Excerpted text =
(begin)

Our liquidity (technical difficulty) balance sheet provides us with financial flexibility. At the same time, we follow a prudent dividend policy for the long-term benefit of all our stockholders in our Company. Our proactive management team is fully aligned with public shareholders implementing and optimizing our basic plans.
Now we have come to the end of our presentation and we are ready to accept questions. If you want to contact directly, you can find (inaudible) in Slide 24.
Operator
We will now begin the question-and-answer session. (Operator Instructions). Christian Wetherbee, Citigroup.
Seth Lowry - Analyst
This is actually Seth Lowry in for Chris. If I could just start off touching on your chartering strategy for the six vessels that are coming to deliver this year and the four or five that are up for contract renewal in the next six months, can you give us a sense of how close you are to signing contracts on those deals and how long you think the contracts might run for, especially in light of just the current rate environment?
Polys Hajioannou - CEO
This is Polys Hajioannou. I'm from Tokyo and connecting on this call to answer a few questions. Now, some of the ships that are coming this year they have charters. The one comes from (inaudible) has a charter for two years of $15,250. And the Cape-size that is coming towards the end of the year, it has a ten-year charter of $24,800. The other four ships we are seeing similar ships doing something around for the year (inaudible) of around $11,000 a day. We are not happy with these numbers, but it should be numbers of -- we should lock in fixed rates. We know that the current spot market is below that, but last month was above that number. So we will wait for a couple of months to pass, you know, this February and possibly March, and then we will start considering possibility of employing them more likely on a short period business, something like three to five or four to six months.
Seth Lowry - Analyst
Okay, great. Thanks. I guess I'll just follow-up. Just given where the spot market is, and this is just speaking to the industry in a broader sense, but I mean what is -- what are you guys seeing on a day in/day out basis as far as idling? I think we are hearing reports that ships are being backed up at the ports because the rates just are too far below cash breakeven for the older vessels. Do you see this near-term bounce? I know it's only been a few days, maybe a week of bouncing off the bottom in rates, but what are your expectations in the very short-term for this rate bounce?

(end)

Information supplied =
(begin)

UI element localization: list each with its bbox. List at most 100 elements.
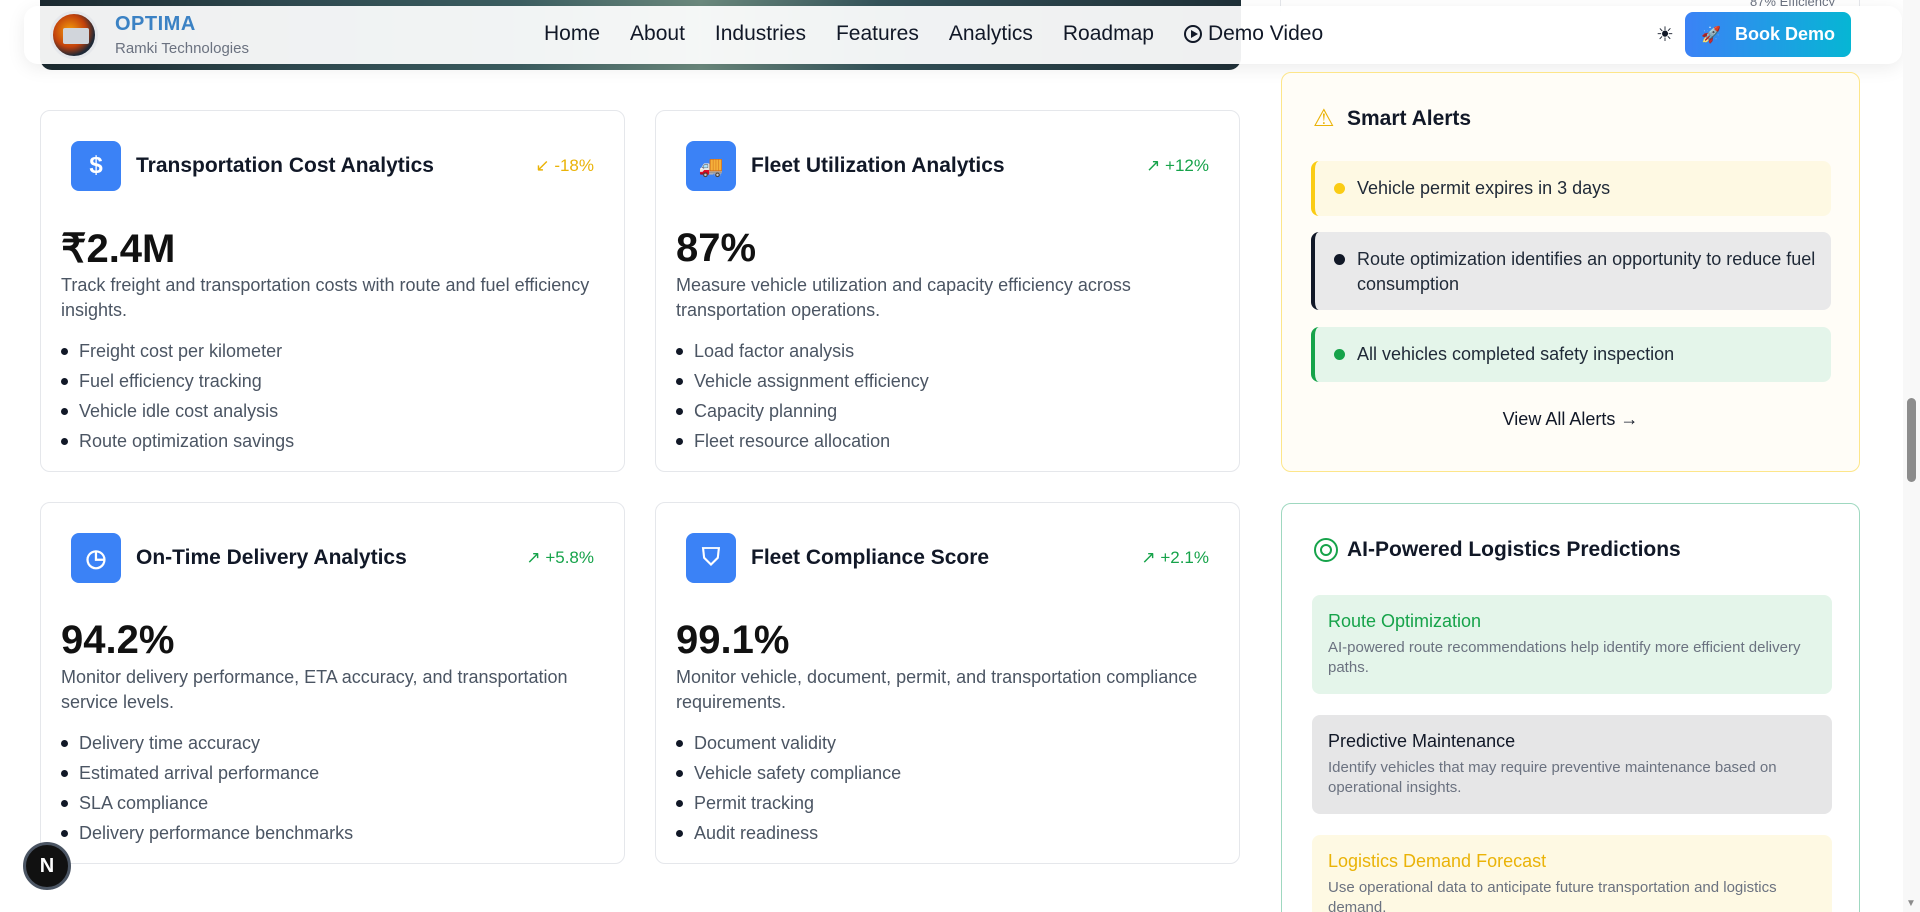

(end)

Your tasks =
1 – According to the call transcript, what is the daily rate of the ten-year charter for the Cape-size ship arriving toward the end of the year?
2 – Edit the call transcript, giving everything from "Now we have" down to "current rate environment?" with "vessels" replaced by "ships".
The material above comes from a separate source.

Exercise solutions =
1 – $24,800

2 –
Now we have come to the end of our presentation and we are ready to accept questions. If you want to contact directly, you can find (inaudible) in Slide 24.
Operator
We will now begin the question-and-answer session. (Operator Instructions). Christian Wetherbee, Citigroup.
Seth Lowry - Analyst
This is actually Seth Lowry in for Chris. If I could just start off touching on your chartering strategy for the six ships that are coming to deliver this year and the four or five that are up for contract renewal in the next six months, can you give us a sense of how close you are to signing contracts on those deals and how long you think the contracts might run for, especially in light of just the current rate environment?